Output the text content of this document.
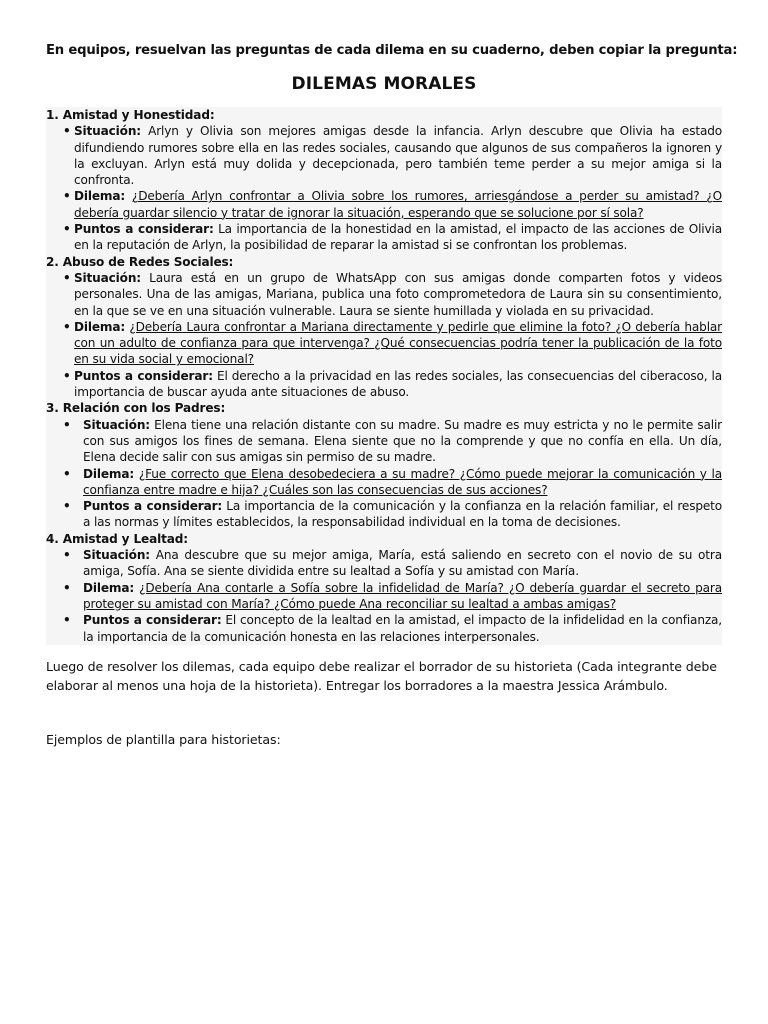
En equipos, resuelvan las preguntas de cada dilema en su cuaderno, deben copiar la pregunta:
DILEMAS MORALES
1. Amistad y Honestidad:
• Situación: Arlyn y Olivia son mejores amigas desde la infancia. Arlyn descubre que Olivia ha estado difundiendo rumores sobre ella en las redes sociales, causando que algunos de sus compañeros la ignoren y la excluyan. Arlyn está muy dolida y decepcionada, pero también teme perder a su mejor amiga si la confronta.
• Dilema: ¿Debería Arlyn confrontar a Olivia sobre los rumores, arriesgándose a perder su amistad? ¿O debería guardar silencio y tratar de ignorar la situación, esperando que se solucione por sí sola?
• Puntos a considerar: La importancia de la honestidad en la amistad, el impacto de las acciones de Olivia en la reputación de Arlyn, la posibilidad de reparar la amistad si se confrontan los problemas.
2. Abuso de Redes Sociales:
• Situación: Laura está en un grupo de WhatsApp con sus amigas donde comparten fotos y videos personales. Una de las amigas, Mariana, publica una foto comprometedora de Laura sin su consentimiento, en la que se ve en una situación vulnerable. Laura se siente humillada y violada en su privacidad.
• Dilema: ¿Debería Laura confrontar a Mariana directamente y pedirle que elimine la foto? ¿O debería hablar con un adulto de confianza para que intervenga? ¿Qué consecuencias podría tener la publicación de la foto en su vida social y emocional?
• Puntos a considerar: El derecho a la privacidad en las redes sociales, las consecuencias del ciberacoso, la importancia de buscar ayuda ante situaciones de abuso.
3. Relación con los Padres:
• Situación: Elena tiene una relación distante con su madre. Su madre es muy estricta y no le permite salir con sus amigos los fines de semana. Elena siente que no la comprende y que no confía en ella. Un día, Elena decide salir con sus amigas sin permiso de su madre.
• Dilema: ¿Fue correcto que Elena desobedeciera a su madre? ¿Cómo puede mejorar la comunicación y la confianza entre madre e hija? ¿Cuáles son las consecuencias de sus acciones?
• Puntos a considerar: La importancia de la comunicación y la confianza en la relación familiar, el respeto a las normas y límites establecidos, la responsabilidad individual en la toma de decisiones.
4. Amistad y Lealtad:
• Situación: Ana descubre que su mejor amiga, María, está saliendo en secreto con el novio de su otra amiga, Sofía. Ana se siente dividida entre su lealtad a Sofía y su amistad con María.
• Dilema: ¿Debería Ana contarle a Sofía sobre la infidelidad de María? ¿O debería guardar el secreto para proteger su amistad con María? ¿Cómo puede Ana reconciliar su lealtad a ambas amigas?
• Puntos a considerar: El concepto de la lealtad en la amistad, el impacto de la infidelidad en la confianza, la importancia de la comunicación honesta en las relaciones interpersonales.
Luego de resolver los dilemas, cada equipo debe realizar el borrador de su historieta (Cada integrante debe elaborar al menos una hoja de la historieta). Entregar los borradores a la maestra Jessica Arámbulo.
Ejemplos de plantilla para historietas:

○ ○ ○ ○ ○

TASK DIRECTIONS | Take every line that includes the string "descubre" and copy it.

OUTPUT |
• Situación: Arlyn y Olivia son mejores amigas desde la infancia. Arlyn descubre que Olivia ha estado difundiendo rumores sobre ella en las redes sociales, causando que algunos de sus compañeros la ignoren y la excluyan. Arlyn está muy dolida y decepcionada, pero también teme perder a su mejor amiga si la confronta.
• Situación: Ana descubre que su mejor amiga, María, está saliendo en secreto con el novio de su otra amiga, Sofía. Ana se siente dividida entre su lealtad a Sofía y su amistad con María.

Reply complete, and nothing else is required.